>>>
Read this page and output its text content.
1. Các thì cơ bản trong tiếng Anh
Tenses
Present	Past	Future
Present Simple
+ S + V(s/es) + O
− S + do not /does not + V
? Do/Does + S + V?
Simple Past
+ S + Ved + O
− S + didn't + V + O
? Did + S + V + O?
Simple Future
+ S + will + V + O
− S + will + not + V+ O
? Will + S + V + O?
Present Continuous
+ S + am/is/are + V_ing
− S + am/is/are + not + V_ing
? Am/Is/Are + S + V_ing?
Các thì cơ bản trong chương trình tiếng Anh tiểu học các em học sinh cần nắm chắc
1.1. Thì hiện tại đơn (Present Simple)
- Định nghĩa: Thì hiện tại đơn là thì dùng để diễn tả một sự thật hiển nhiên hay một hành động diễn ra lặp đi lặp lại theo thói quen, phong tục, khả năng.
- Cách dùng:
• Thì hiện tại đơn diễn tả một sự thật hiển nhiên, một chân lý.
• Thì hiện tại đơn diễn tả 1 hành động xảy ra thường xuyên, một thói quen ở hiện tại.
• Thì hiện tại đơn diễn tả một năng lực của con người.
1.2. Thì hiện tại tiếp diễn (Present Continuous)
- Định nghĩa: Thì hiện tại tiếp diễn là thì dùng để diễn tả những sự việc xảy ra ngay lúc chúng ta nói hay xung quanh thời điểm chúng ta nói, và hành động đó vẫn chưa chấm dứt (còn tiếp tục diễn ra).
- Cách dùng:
<<<
◆ **YOUR OBJECTIVE**:
Copy out each line of the records where the string "Present" appears.

◆ **COMPLETED TASK**:
Present	Past	Future
Present Simple
Present Continuous
1.1. Thì hiện tại đơn (Present Simple)
1.2. Thì hiện tại tiếp diễn (Present Continuous)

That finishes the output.